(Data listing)

▼▼▼

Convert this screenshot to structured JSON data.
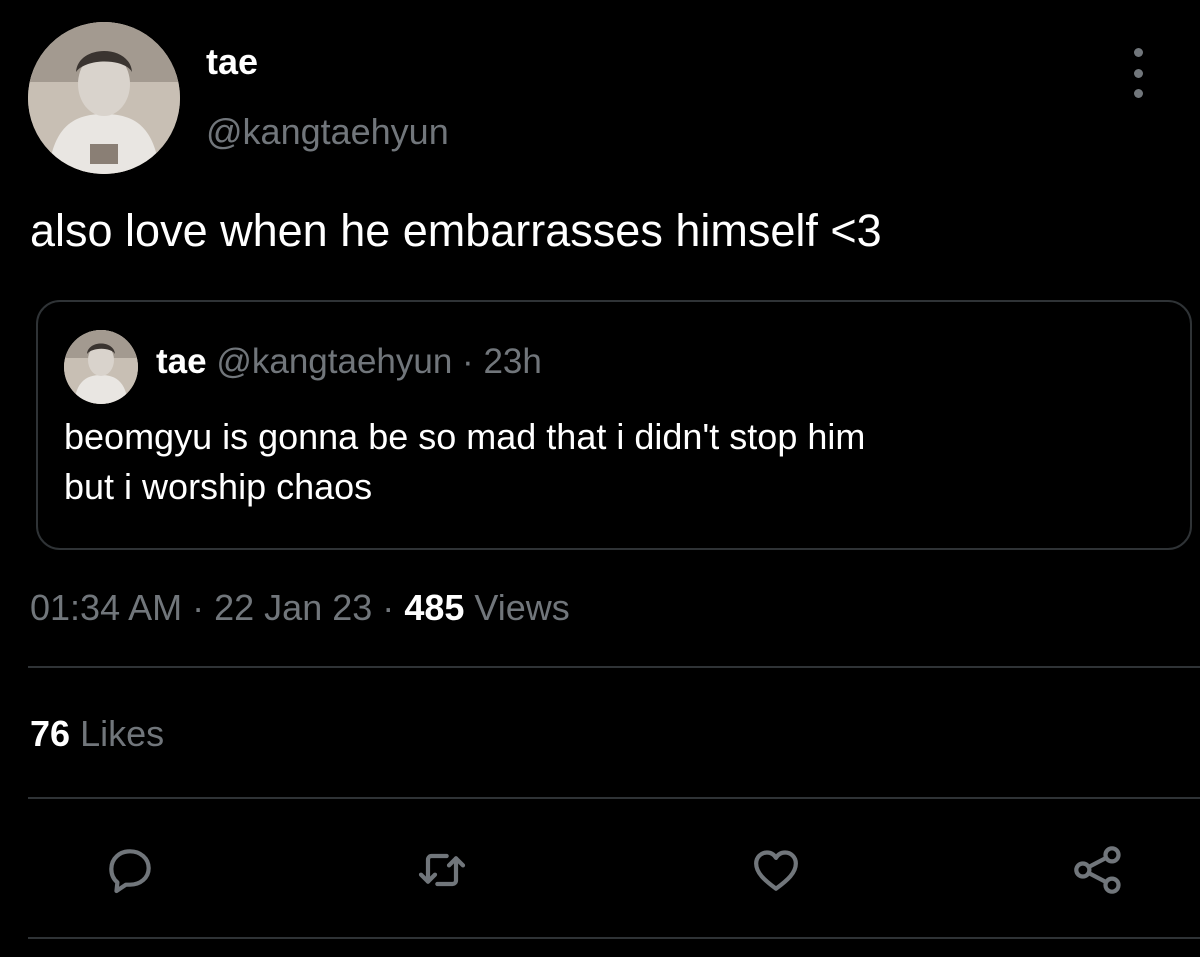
{
  "tweet": {
    "author": {
      "name": "tae",
      "handle": "@kangtaehyun"
    },
    "text": "also love when he embarrasses himself <3",
    "quoted": {
      "name": "tae",
      "handle": "@kangtaehyun",
      "separator": "·",
      "time": "23h",
      "text": "beomgyu is gonna be so mad that i didn't stop him\nbut i worship chaos"
    },
    "meta": {
      "time": "01:34 AM",
      "separator": "·",
      "date": "22 Jan 23",
      "views_count": "485",
      "views_label": "Views"
    },
    "likes": {
      "count": "76",
      "label": "Likes"
    }
  },
  "icons": {
    "more": "more-vertical-icon",
    "reply": "reply-icon",
    "retweet": "retweet-icon",
    "like": "heart-icon",
    "share": "share-icon"
  },
  "colors": {
    "background": "#000000",
    "primary_text": "#ffffff",
    "secondary_text": "#71767b",
    "border": "#2f3336"
  }
}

▲▲▲

* Instruction
The lines to collect are those holding the string "handle"; copy them all.

* Output for this task
      "handle": "@kangtaehyun"
      "handle": "@kangtaehyun",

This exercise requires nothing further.